* _YOUR TASK_: Each entry here needs to be set down again exactly, please; pictures are left out.

___ STORED DATA ___

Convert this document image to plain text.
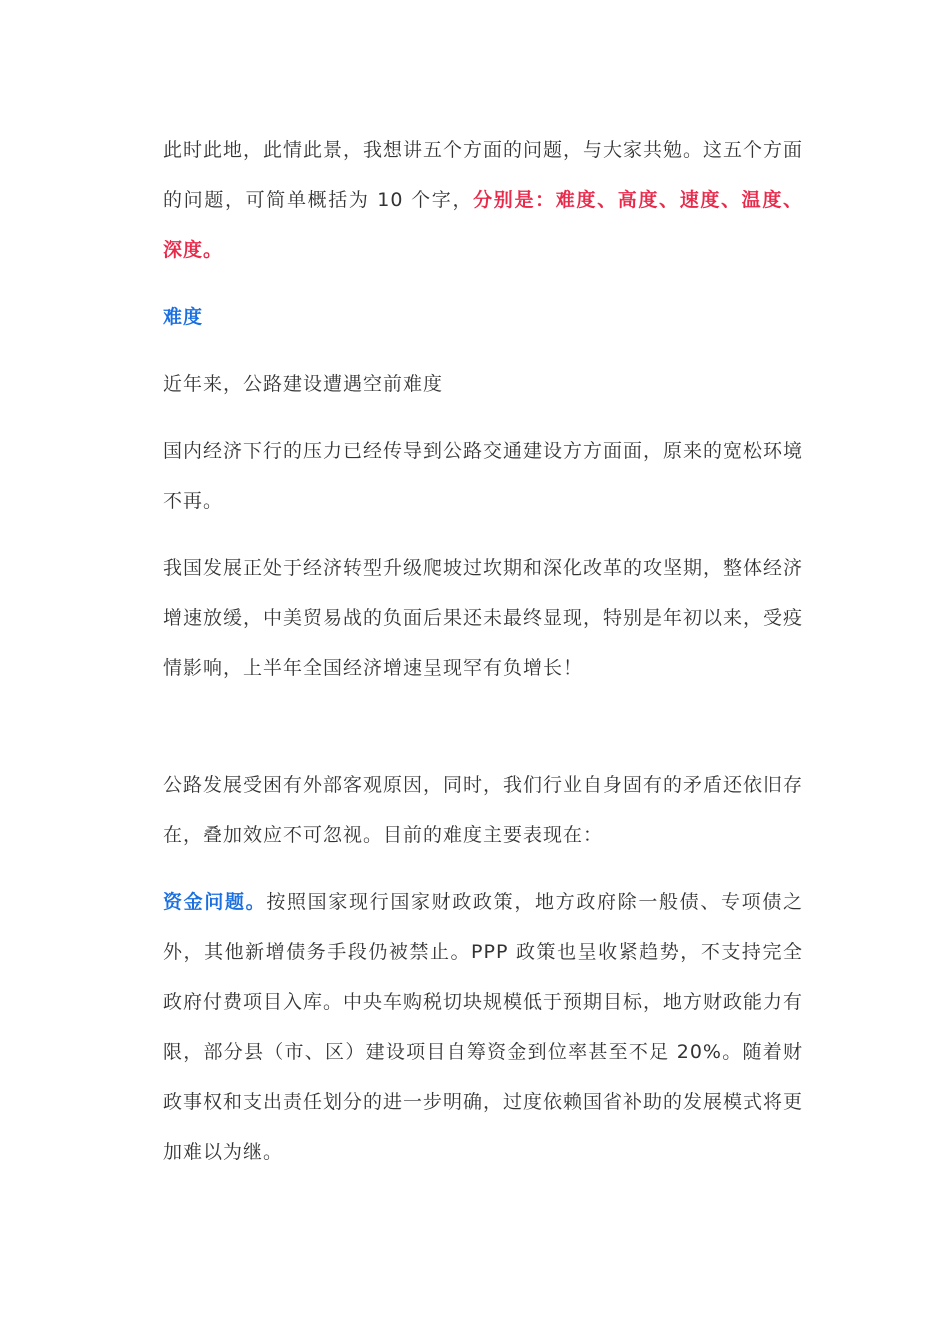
此时此地，此情此景，我想讲五个方面的问题，与大家共勉。这五个方面的问题，可简单概括为 10 个字，分别是：难度、高度、速度、温度、深度。

难度

近年来，公路建设遭遇空前难度

国内经济下行的压力已经传导到公路交通建设方方面面，原来的宽松环境不再。

我国发展正处于经济转型升级爬坡过坎期和深化改革的攻坚期，整体经济增速放缓，中美贸易战的负面后果还未最终显现，特别是年初以来，受疫情影响，上半年全国经济增速呈现罕有负增长！

公路发展受困有外部客观原因，同时，我们行业自身固有的矛盾还依旧存在，叠加效应不可忽视。目前的难度主要表现在：

资金问题。按照国家现行国家财政政策，地方政府除一般债、专项债之外，其他新增债务手段仍被禁止。PPP 政策也呈收紧趋势，不支持完全政府付费项目入库。中央车购税切块规模低于预期目标，地方财政能力有限，部分县（市、区）建设项目自筹资金到位率甚至不足 20%。随着财政事权和支出责任划分的进一步明确，过度依赖国省补助的发展模式将更加难以为继。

___

* _FINAL RESULT_:
Convert this document image to plain text.
此时此地，此情此景，我想讲五个方面的问题，与大家共勉。这五个方面的问题，可简单概括为 10 个字，分别是：难度、高度、速度、温度、深度。

难度

近年来，公路建设遭遇空前难度

国内经济下行的压力已经传导到公路交通建设方方面面，原来的宽松环境不再。

我国发展正处于经济转型升级爬坡过坎期和深化改革的攻坚期，整体经济增速放缓，中美贸易战的负面后果还未最终显现，特别是年初以来，受疫情影响，上半年全国经济增速呈现罕有负增长！

公路发展受困有外部客观原因，同时，我们行业自身固有的矛盾还依旧存在，叠加效应不可忽视。目前的难度主要表现在：

资金问题。按照国家现行国家财政政策，地方政府除一般债、专项债之外，其他新增债务手段仍被禁止。PPP 政策也呈收紧趋势，不支持完全政府付费项目入库。中央车购税切块规模低于预期目标，地方财政能力有限，部分县（市、区）建设项目自筹资金到位率甚至不足 20%。随着财政事权和支出责任划分的进一步明确，过度依赖国省补助的发展模式将更加难以为继。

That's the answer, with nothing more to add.